[Rows from a dataset]
══════

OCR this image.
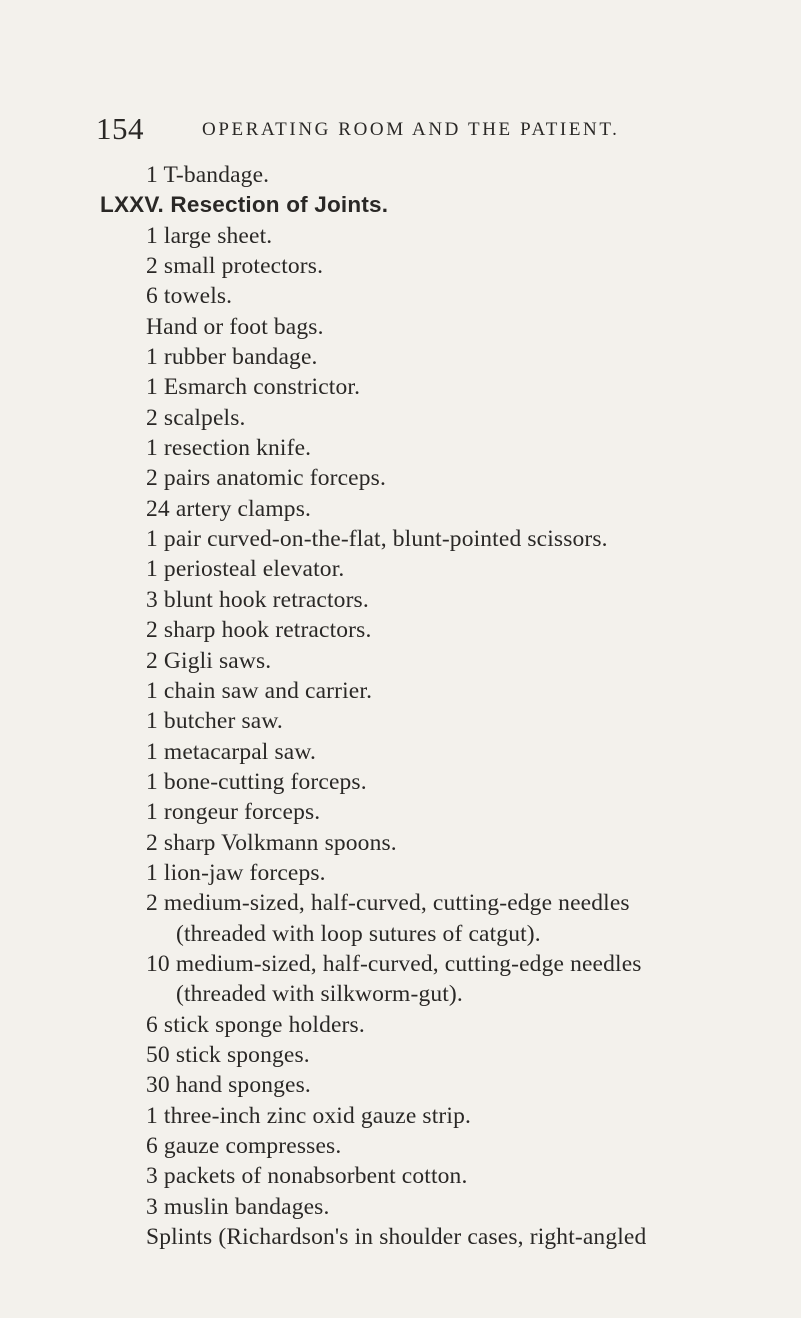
154	OPERATING ROOM AND THE PATIENT.
1 T-bandage.
LXXV. Resection of Joints.
1 large sheet.
2 small protectors.
6 towels.
Hand or foot bags.
1 rubber bandage.
1 Esmarch constrictor.
2 scalpels.
1 resection knife.
2 pairs anatomic forceps.
24 artery clamps.
1 pair curved-on-the-flat, blunt-pointed scissors.
1 periosteal elevator.
3 blunt hook retractors.
2 sharp hook retractors.
2 Gigli saws.
1 chain saw and carrier.
1 butcher saw.
1 metacarpal saw.
1 bone-cutting forceps.
1 rongeur forceps.
2 sharp Volkmann spoons.
1 lion-jaw forceps.
2 medium-sized, half-curved, cutting-edge needles
(threaded with loop sutures of catgut).
10 medium-sized, half-curved, cutting-edge needles
(threaded with silkworm-gut).
6 stick sponge holders.
50 stick sponges.
30 hand sponges.
1 three-inch zinc oxid gauze strip.
6 gauze compresses.
3 packets of nonabsorbent cotton.
3 muslin bandages.
Splints (Richardson's in shoulder cases, right-angled
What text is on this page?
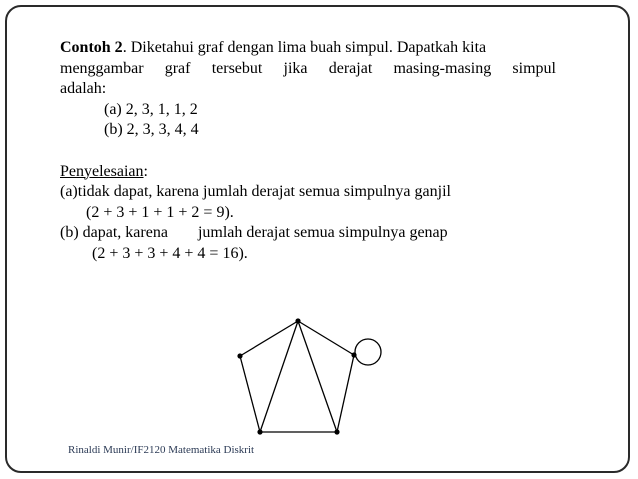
Contoh 2. Diketahui graf dengan lima buah simpul. Dapatkah kita
menggambar graf tersebut jika derajat masing-masing simpul
adalah:
(a) 2, 3, 1, 1, 2
(b) 2, 3, 3, 4, 4
Penyelesaian:
(a)tidak dapat, karena jumlah derajat semua simpulnya ganjil
(2 + 3 + 1 + 1 + 2 = 9).
(b) dapat, karena jumlah derajat semua simpulnya genap
(2 + 3 + 3 + 4 + 4 = 16).
Rinaldi Munir/IF2120 Matematika Diskrit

══════

Your goal = Quote everything in the listing above exactly; pictures are the only thing to omit.

Finished task =
OCR this image.
154	OPERATING ROOM AND THE PATIENT.
1 T-bandage.
LXXV. Resection of Joints.
1 large sheet.
2 small protectors.
6 towels.
Hand or foot bags.
1 rubber bandage.
1 Esmarch constrictor.
2 scalpels.
1 resection knife.
2 pairs anatomic forceps.
24 artery clamps.
1 pair curved-on-the-flat, blunt-pointed scissors.
1 periosteal elevator.
3 blunt hook retractors.
2 sharp hook retractors.
2 Gigli saws.
1 chain saw and carrier.
1 butcher saw.
1 metacarpal saw.
1 bone-cutting forceps.
1 rongeur forceps.
2 sharp Volkmann spoons.
1 lion-jaw forceps.
2 medium-sized, half-curved, cutting-edge needles
(threaded with loop sutures of catgut).
10 medium-sized, half-curved, cutting-edge needles
(threaded with silkworm-gut).
6 stick sponge holders.
50 stick sponges.
30 hand sponges.
1 three-inch zinc oxid gauze strip.
6 gauze compresses.
3 packets of nonabsorbent cotton.
3 muslin bandages.
Splints (Richardson's in shoulder cases, right-angled
What text is on this page?
Contoh 2. Diketahui graf dengan lima buah simpul. Dapatkah kita
menggambar graf tersebut jika derajat masing-masing simpul
adalah:
(a) 2, 3, 1, 1, 2
(b) 2, 3, 3, 4, 4
Penyelesaian:
(a)tidak dapat, karena jumlah derajat semua simpulnya ganjil
(2 + 3 + 1 + 1 + 2 = 9).
(b) dapat, karena jumlah derajat semua simpulnya genap
(2 + 3 + 3 + 4 + 4 = 16).
Rinaldi Munir/IF2120 Matematika Diskrit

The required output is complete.